** Short exercise **
Output the data below in full, byte for byte. Nothing may differ.

──────── Data section

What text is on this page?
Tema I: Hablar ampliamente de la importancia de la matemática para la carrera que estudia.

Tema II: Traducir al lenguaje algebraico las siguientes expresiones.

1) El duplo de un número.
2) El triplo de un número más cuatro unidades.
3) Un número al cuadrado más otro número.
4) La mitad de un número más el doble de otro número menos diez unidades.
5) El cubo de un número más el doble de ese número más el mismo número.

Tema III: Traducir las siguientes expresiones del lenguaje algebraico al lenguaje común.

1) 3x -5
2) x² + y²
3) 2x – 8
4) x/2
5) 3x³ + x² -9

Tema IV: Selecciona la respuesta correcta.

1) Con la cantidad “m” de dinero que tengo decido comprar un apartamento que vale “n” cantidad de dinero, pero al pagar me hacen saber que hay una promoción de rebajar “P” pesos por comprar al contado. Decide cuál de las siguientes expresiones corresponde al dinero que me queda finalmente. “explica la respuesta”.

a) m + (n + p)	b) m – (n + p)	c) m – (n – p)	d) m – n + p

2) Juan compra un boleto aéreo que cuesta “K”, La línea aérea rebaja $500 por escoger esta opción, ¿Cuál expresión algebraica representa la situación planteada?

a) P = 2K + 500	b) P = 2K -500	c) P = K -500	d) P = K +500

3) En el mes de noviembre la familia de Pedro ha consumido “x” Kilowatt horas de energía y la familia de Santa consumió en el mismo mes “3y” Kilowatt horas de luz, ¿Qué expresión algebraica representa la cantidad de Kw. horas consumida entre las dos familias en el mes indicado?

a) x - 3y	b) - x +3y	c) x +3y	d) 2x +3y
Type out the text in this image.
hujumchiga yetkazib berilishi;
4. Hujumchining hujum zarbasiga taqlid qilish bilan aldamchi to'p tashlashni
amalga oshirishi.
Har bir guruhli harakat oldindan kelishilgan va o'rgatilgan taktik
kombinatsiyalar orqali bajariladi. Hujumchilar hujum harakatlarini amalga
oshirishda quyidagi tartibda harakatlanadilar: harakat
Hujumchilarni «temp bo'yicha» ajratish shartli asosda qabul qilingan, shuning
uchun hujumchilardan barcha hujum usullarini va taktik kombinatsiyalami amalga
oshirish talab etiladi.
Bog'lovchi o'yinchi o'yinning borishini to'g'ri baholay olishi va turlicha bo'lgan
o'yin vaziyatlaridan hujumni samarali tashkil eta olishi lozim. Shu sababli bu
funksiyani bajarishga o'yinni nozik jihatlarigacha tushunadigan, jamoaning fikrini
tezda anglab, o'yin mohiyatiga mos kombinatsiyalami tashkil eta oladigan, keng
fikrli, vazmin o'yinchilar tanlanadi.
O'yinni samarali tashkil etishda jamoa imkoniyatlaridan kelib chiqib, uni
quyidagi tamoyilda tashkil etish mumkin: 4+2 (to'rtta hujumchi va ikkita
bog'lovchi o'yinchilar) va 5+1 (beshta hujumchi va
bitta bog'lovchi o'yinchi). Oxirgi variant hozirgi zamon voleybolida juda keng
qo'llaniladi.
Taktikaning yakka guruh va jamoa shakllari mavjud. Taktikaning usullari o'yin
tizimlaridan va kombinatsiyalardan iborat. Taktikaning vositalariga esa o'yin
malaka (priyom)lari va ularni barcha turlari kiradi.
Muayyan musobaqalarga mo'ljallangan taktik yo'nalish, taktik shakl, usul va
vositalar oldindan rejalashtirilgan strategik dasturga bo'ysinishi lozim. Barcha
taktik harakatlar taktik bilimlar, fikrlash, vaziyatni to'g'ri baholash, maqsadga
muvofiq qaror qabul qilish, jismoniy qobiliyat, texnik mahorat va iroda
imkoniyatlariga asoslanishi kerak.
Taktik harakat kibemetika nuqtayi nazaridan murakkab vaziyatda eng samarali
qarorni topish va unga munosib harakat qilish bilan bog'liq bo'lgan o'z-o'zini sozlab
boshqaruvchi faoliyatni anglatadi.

────────────────

** Answer **
What text is on this page?
Tema I: Hablar ampliamente de la importancia de la matemática para la carrera que estudia.

Tema II: Traducir al lenguaje algebraico las siguientes expresiones.

1) El duplo de un número.
2) El triplo de un número más cuatro unidades.
3) Un número al cuadrado más otro número.
4) La mitad de un número más el doble de otro número menos diez unidades.
5) El cubo de un número más el doble de ese número más el mismo número.

Tema III: Traducir las siguientes expresiones del lenguaje algebraico al lenguaje común.

1) 3x -5
2) x² + y²
3) 2x – 8
4) x/2
5) 3x³ + x² -9

Tema IV: Selecciona la respuesta correcta.

1) Con la cantidad “m” de dinero que tengo decido comprar un apartamento que vale “n” cantidad de dinero, pero al pagar me hacen saber que hay una promoción de rebajar “P” pesos por comprar al contado. Decide cuál de las siguientes expresiones corresponde al dinero que me queda finalmente. “explica la respuesta”.

a) m + (n + p)	b) m – (n + p)	c) m – (n – p)	d) m – n + p

2) Juan compra un boleto aéreo que cuesta “K”, La línea aérea rebaja $500 por escoger esta opción, ¿Cuál expresión algebraica representa la situación planteada?

a) P = 2K + 500	b) P = 2K -500	c) P = K -500	d) P = K +500

3) En el mes de noviembre la familia de Pedro ha consumido “x” Kilowatt horas de energía y la familia de Santa consumió en el mismo mes “3y” Kilowatt horas de luz, ¿Qué expresión algebraica representa la cantidad de Kw. horas consumida entre las dos familias en el mes indicado?

a) x - 3y	b) - x +3y	c) x +3y	d) 2x +3y
Type out the text in this image.
hujumchiga yetkazib berilishi;
4. Hujumchining hujum zarbasiga taqlid qilish bilan aldamchi to'p tashlashni
amalga oshirishi.
Har bir guruhli harakat oldindan kelishilgan va o'rgatilgan taktik
kombinatsiyalar orqali bajariladi. Hujumchilar hujum harakatlarini amalga
oshirishda quyidagi tartibda harakatlanadilar: harakat
Hujumchilarni «temp bo'yicha» ajratish shartli asosda qabul qilingan, shuning
uchun hujumchilardan barcha hujum usullarini va taktik kombinatsiyalami amalga
oshirish talab etiladi.
Bog'lovchi o'yinchi o'yinning borishini to'g'ri baholay olishi va turlicha bo'lgan
o'yin vaziyatlaridan hujumni samarali tashkil eta olishi lozim. Shu sababli bu
funksiyani bajarishga o'yinni nozik jihatlarigacha tushunadigan, jamoaning fikrini
tezda anglab, o'yin mohiyatiga mos kombinatsiyalami tashkil eta oladigan, keng
fikrli, vazmin o'yinchilar tanlanadi.
O'yinni samarali tashkil etishda jamoa imkoniyatlaridan kelib chiqib, uni
quyidagi tamoyilda tashkil etish mumkin: 4+2 (to'rtta hujumchi va ikkita
bog'lovchi o'yinchilar) va 5+1 (beshta hujumchi va
bitta bog'lovchi o'yinchi). Oxirgi variant hozirgi zamon voleybolida juda keng
qo'llaniladi.
Taktikaning yakka guruh va jamoa shakllari mavjud. Taktikaning usullari o'yin
tizimlaridan va kombinatsiyalardan iborat. Taktikaning vositalariga esa o'yin
malaka (priyom)lari va ularni barcha turlari kiradi.
Muayyan musobaqalarga mo'ljallangan taktik yo'nalish, taktik shakl, usul va
vositalar oldindan rejalashtirilgan strategik dasturga bo'ysinishi lozim. Barcha
taktik harakatlar taktik bilimlar, fikrlash, vaziyatni to'g'ri baholash, maqsadga
muvofiq qaror qabul qilish, jismoniy qobiliyat, texnik mahorat va iroda
imkoniyatlariga asoslanishi kerak.
Taktik harakat kibemetika nuqtayi nazaridan murakkab vaziyatda eng samarali
qarorni topish va unga munosib harakat qilish bilan bog'liq bo'lgan o'z-o'zini sozlab
boshqaruvchi faoliyatni anglatadi.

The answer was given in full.